[Entries from a dataset]

★ ★ ★ ★ ★ ★ ★

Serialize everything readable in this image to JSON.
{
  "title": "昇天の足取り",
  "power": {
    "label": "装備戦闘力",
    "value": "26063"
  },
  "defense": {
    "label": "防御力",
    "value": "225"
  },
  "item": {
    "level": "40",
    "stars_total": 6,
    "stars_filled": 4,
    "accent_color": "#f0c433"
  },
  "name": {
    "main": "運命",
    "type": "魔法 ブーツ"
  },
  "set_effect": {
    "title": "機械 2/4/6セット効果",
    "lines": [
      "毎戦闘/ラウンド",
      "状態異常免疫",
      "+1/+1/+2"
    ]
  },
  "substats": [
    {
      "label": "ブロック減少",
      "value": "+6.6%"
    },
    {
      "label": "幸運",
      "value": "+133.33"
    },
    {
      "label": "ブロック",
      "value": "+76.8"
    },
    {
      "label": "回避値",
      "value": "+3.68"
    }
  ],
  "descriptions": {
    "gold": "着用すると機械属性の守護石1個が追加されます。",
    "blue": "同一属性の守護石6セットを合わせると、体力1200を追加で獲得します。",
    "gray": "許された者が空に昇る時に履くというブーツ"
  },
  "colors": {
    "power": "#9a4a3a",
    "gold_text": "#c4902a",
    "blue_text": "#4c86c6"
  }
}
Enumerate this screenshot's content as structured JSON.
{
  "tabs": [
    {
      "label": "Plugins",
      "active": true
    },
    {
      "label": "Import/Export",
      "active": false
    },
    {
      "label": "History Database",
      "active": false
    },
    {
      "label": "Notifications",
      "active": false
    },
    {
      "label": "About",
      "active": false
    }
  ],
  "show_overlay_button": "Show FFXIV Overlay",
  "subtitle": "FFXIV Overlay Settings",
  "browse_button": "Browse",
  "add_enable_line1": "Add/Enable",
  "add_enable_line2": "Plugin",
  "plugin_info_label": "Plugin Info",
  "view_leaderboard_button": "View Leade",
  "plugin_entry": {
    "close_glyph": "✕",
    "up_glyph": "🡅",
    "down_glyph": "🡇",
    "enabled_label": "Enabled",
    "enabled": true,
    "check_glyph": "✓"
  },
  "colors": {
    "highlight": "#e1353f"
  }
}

★ ★ ★ ★ ★ ★ ★

◆ **Stated exercise**
Extract each entry in full, exactly as given.

◆ **Task result**
Serialize everything readable in this image to JSON.
{
  "title": "昇天の足取り",
  "power": {
    "label": "装備戦闘力",
    "value": "26063"
  },
  "defense": {
    "label": "防御力",
    "value": "225"
  },
  "item": {
    "level": "40",
    "stars_total": 6,
    "stars_filled": 4,
    "accent_color": "#f0c433"
  },
  "name": {
    "main": "運命",
    "type": "魔法 ブーツ"
  },
  "set_effect": {
    "title": "機械 2/4/6セット効果",
    "lines": [
      "毎戦闘/ラウンド",
      "状態異常免疫",
      "+1/+1/+2"
    ]
  },
  "substats": [
    {
      "label": "ブロック減少",
      "value": "+6.6%"
    },
    {
      "label": "幸運",
      "value": "+133.33"
    },
    {
      "label": "ブロック",
      "value": "+76.8"
    },
    {
      "label": "回避値",
      "value": "+3.68"
    }
  ],
  "descriptions": {
    "gold": "着用すると機械属性の守護石1個が追加されます。",
    "blue": "同一属性の守護石6セットを合わせると、体力1200を追加で獲得します。",
    "gray": "許された者が空に昇る時に履くというブーツ"
  },
  "colors": {
    "power": "#9a4a3a",
    "gold_text": "#c4902a",
    "blue_text": "#4c86c6"
  }
}
Enumerate this screenshot's content as structured JSON.
{
  "tabs": [
    {
      "label": "Plugins",
      "active": true
    },
    {
      "label": "Import/Export",
      "active": false
    },
    {
      "label": "History Database",
      "active": false
    },
    {
      "label": "Notifications",
      "active": false
    },
    {
      "label": "About",
      "active": false
    }
  ],
  "show_overlay_button": "Show FFXIV Overlay",
  "subtitle": "FFXIV Overlay Settings",
  "browse_button": "Browse",
  "add_enable_line1": "Add/Enable",
  "add_enable_line2": "Plugin",
  "plugin_info_label": "Plugin Info",
  "view_leaderboard_button": "View Leade",
  "plugin_entry": {
    "close_glyph": "✕",
    "up_glyph": "🡅",
    "down_glyph": "🡇",
    "enabled_label": "Enabled",
    "enabled": true,
    "check_glyph": "✓"
  },
  "colors": {
    "highlight": "#e1353f"
  }
}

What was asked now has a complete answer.